Records about charts and figures

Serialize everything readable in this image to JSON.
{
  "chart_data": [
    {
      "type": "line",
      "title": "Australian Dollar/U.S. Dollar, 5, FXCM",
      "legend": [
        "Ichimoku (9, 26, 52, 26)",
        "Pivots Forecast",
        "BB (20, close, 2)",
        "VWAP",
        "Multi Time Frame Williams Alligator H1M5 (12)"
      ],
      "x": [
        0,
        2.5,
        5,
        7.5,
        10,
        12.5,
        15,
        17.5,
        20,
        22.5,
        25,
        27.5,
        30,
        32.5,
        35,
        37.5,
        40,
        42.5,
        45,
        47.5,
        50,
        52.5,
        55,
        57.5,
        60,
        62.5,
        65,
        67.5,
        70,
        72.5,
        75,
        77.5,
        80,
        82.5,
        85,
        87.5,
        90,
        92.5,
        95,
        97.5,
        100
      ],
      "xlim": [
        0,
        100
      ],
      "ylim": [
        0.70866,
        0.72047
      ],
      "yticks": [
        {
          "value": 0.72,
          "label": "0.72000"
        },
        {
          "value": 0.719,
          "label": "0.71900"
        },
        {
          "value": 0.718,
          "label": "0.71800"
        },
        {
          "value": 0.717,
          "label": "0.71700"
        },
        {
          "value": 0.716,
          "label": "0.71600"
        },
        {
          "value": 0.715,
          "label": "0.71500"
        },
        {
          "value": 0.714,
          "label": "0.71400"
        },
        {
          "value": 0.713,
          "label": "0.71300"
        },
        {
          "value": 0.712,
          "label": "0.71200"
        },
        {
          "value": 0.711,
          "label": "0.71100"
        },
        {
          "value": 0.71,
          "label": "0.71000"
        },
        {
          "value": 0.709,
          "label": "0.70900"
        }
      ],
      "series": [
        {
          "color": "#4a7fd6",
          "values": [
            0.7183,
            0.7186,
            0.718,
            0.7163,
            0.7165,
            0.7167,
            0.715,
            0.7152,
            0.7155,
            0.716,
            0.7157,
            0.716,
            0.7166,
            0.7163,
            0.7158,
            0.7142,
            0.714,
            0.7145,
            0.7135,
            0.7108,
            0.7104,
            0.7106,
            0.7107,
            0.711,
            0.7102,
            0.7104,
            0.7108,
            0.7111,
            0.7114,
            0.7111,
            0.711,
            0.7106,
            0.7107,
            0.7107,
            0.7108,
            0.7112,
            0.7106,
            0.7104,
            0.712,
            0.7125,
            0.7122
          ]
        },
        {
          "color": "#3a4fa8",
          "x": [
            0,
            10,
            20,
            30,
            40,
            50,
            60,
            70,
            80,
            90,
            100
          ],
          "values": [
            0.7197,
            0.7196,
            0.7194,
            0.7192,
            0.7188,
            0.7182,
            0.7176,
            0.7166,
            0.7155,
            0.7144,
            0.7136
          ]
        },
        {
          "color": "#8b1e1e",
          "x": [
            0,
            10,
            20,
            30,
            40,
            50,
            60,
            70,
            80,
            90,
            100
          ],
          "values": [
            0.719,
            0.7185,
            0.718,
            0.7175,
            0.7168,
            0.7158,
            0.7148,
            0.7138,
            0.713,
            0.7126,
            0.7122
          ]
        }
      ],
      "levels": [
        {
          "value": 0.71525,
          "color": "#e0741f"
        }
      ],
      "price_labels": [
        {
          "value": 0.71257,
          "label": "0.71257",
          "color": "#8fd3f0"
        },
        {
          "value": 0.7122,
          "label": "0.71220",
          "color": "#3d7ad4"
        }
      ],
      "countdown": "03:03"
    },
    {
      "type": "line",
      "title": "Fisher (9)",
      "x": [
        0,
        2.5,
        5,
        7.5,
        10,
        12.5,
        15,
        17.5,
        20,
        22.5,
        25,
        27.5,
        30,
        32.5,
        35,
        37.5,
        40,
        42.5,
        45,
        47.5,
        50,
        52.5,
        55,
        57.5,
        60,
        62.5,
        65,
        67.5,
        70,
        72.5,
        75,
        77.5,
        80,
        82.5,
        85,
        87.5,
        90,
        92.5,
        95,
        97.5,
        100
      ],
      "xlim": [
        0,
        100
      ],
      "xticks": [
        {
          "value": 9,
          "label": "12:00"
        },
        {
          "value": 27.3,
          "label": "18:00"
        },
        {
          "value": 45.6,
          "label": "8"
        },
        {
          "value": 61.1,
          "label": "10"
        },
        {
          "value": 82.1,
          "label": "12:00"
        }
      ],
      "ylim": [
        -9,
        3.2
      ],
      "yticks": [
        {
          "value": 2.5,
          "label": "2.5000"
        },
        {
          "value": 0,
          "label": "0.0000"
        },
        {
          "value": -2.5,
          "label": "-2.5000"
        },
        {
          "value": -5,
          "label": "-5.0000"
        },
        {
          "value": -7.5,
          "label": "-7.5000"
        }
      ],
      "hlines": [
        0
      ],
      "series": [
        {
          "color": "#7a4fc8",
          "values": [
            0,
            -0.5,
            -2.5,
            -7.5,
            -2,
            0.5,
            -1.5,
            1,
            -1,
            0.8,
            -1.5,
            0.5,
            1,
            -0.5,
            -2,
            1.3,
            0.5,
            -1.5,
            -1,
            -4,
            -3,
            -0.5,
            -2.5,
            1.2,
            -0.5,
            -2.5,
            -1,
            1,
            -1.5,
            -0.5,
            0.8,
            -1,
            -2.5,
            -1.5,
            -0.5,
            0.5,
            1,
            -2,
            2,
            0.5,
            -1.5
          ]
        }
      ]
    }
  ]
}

Aim:
Pick out the lines above that hold the string "title" and show them.

Correct result:
      "title": "Australian Dollar/U.S. Dollar, 5, FXCM",
      "title": "Fisher (9)",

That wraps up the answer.